Written instruction: Transcribe all of the data exactly. Omit the pictures.

====== Records for this task

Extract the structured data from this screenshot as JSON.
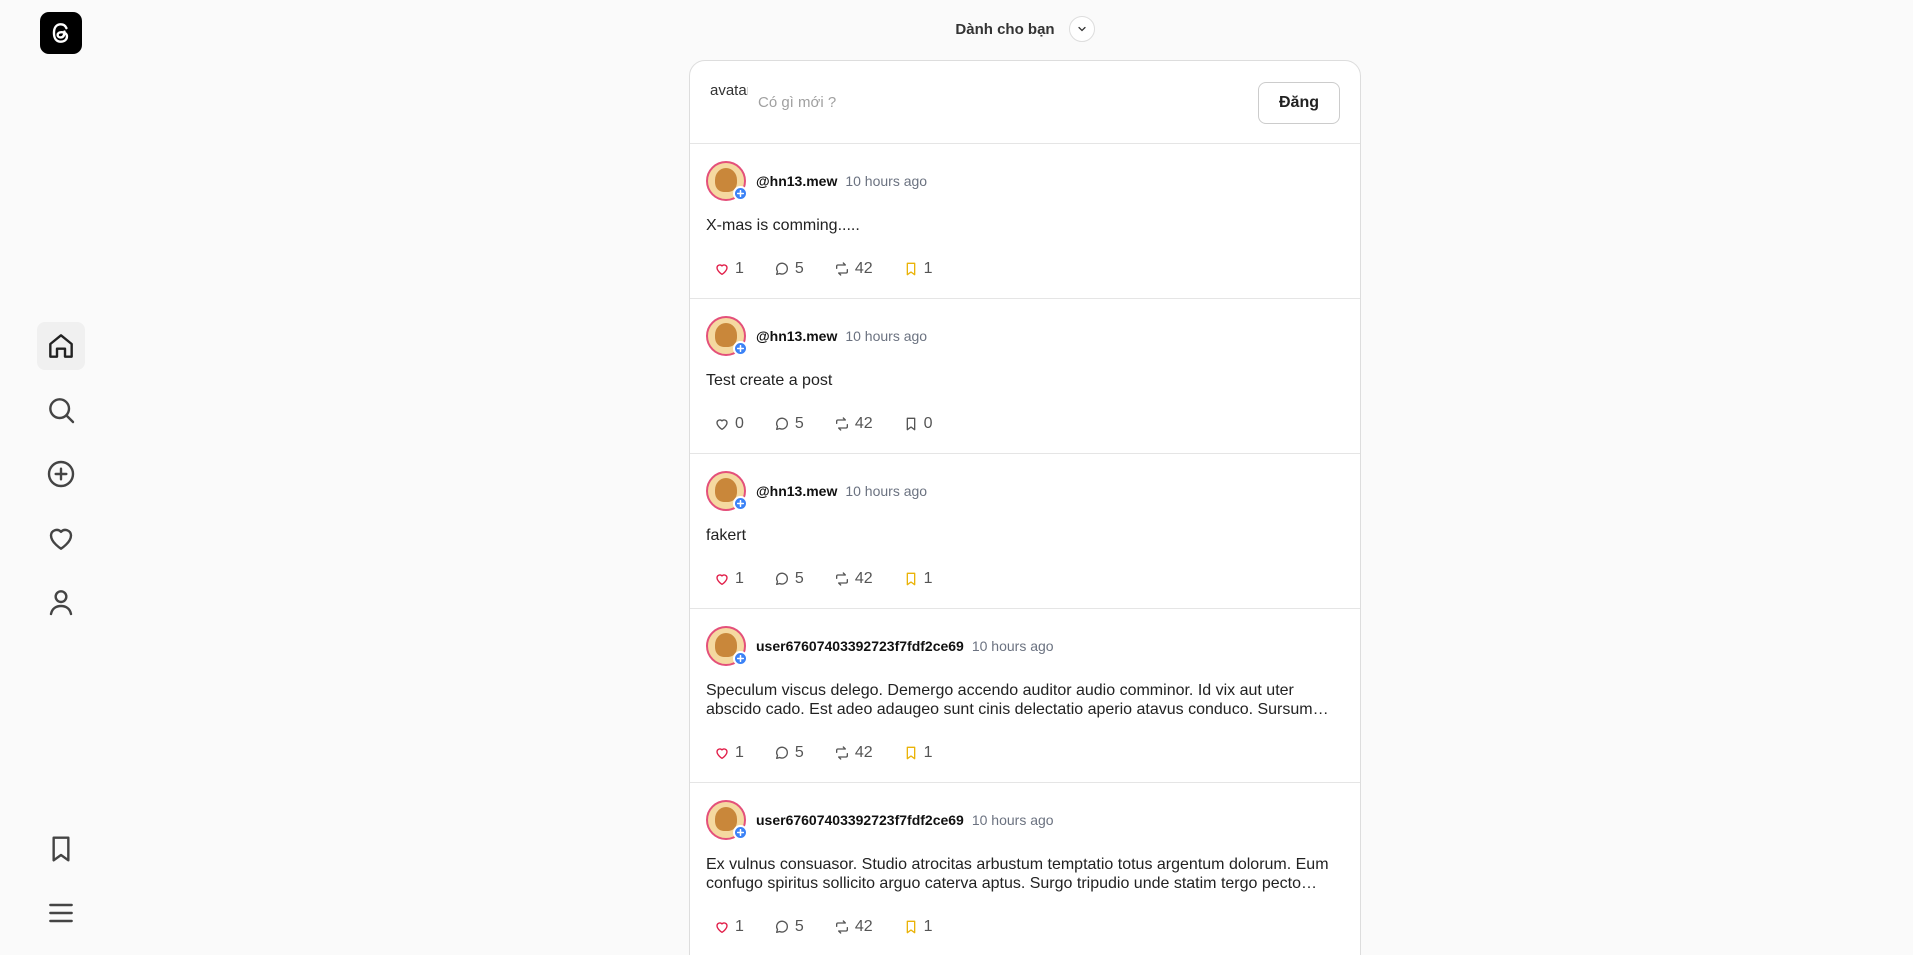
{
  "header": {
    "title": "Dành cho bạn"
  },
  "sidebar": {
    "logo": "threads-logo",
    "items": [
      {
        "name": "home",
        "icon": "home-icon"
      },
      {
        "name": "search",
        "icon": "search-icon"
      },
      {
        "name": "create",
        "icon": "plus-circle-icon"
      },
      {
        "name": "activity",
        "icon": "heart-icon"
      },
      {
        "name": "profile",
        "icon": "user-icon"
      },
      {
        "name": "saved",
        "icon": "bookmark-icon"
      },
      {
        "name": "menu",
        "icon": "menu-icon"
      }
    ]
  },
  "composer": {
    "avatar_alt": "avatar",
    "placeholder": "Có gì mới ?",
    "post_label": "Đăng"
  },
  "colors": {
    "like_red": "#e11d48",
    "bookmark_yellow": "#eab308",
    "badge_blue": "#3b82f6"
  },
  "posts": [
    {
      "user": "@hn13.mew",
      "time": "10 hours ago",
      "text": "X-mas is comming.....",
      "likes": "1",
      "comments": "5",
      "reposts": "42",
      "saves": "1",
      "liked": true,
      "saved": true
    },
    {
      "user": "@hn13.mew",
      "time": "10 hours ago",
      "text": "Test create a post",
      "likes": "0",
      "comments": "5",
      "reposts": "42",
      "saves": "0",
      "liked": false,
      "saved": false
    },
    {
      "user": "@hn13.mew",
      "time": "10 hours ago",
      "text": "fakert",
      "likes": "1",
      "comments": "5",
      "reposts": "42",
      "saves": "1",
      "liked": true,
      "saved": true
    },
    {
      "user": "user67607403392723f7fdf2ce69",
      "time": "10 hours ago",
      "text": "Speculum viscus delego. Demergo accendo auditor audio comminor. Id vix aut uter abscido cado. Est adeo adaugeo sunt cinis delectatio aperio atavus conduco. Sursum…",
      "likes": "1",
      "comments": "5",
      "reposts": "42",
      "saves": "1",
      "liked": true,
      "saved": true
    },
    {
      "user": "user67607403392723f7fdf2ce69",
      "time": "10 hours ago",
      "text": "Ex vulnus consuasor. Studio atrocitas arbustum temptatio totus argentum dolorum. Eum confugo spiritus sollicito arguo caterva aptus. Surgo tripudio unde statim tergo pecto…",
      "likes": "1",
      "comments": "5",
      "reposts": "42",
      "saves": "1",
      "liked": true,
      "saved": true
    }
  ]
}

============

The response:
Extract the structured data from this screenshot as JSON.
{
  "header": {
    "title": "Dành cho bạn"
  },
  "sidebar": {
    "logo": "threads-logo",
    "items": [
      {
        "name": "home",
        "icon": "home-icon"
      },
      {
        "name": "search",
        "icon": "search-icon"
      },
      {
        "name": "create",
        "icon": "plus-circle-icon"
      },
      {
        "name": "activity",
        "icon": "heart-icon"
      },
      {
        "name": "profile",
        "icon": "user-icon"
      },
      {
        "name": "saved",
        "icon": "bookmark-icon"
      },
      {
        "name": "menu",
        "icon": "menu-icon"
      }
    ]
  },
  "composer": {
    "avatar_alt": "avatar",
    "placeholder": "Có gì mới ?",
    "post_label": "Đăng"
  },
  "colors": {
    "like_red": "#e11d48",
    "bookmark_yellow": "#eab308",
    "badge_blue": "#3b82f6"
  },
  "posts": [
    {
      "user": "@hn13.mew",
      "time": "10 hours ago",
      "text": "X-mas is comming.....",
      "likes": "1",
      "comments": "5",
      "reposts": "42",
      "saves": "1",
      "liked": true,
      "saved": true
    },
    {
      "user": "@hn13.mew",
      "time": "10 hours ago",
      "text": "Test create a post",
      "likes": "0",
      "comments": "5",
      "reposts": "42",
      "saves": "0",
      "liked": false,
      "saved": false
    },
    {
      "user": "@hn13.mew",
      "time": "10 hours ago",
      "text": "fakert",
      "likes": "1",
      "comments": "5",
      "reposts": "42",
      "saves": "1",
      "liked": true,
      "saved": true
    },
    {
      "user": "user67607403392723f7fdf2ce69",
      "time": "10 hours ago",
      "text": "Speculum viscus delego. Demergo accendo auditor audio comminor. Id vix aut uter abscido cado. Est adeo adaugeo sunt cinis delectatio aperio atavus conduco. Sursum…",
      "likes": "1",
      "comments": "5",
      "reposts": "42",
      "saves": "1",
      "liked": true,
      "saved": true
    },
    {
      "user": "user67607403392723f7fdf2ce69",
      "time": "10 hours ago",
      "text": "Ex vulnus consuasor. Studio atrocitas arbustum temptatio totus argentum dolorum. Eum confugo spiritus sollicito arguo caterva aptus. Surgo tripudio unde statim tergo pecto…",
      "likes": "1",
      "comments": "5",
      "reposts": "42",
      "saves": "1",
      "liked": true,
      "saved": true
    }
  ]
}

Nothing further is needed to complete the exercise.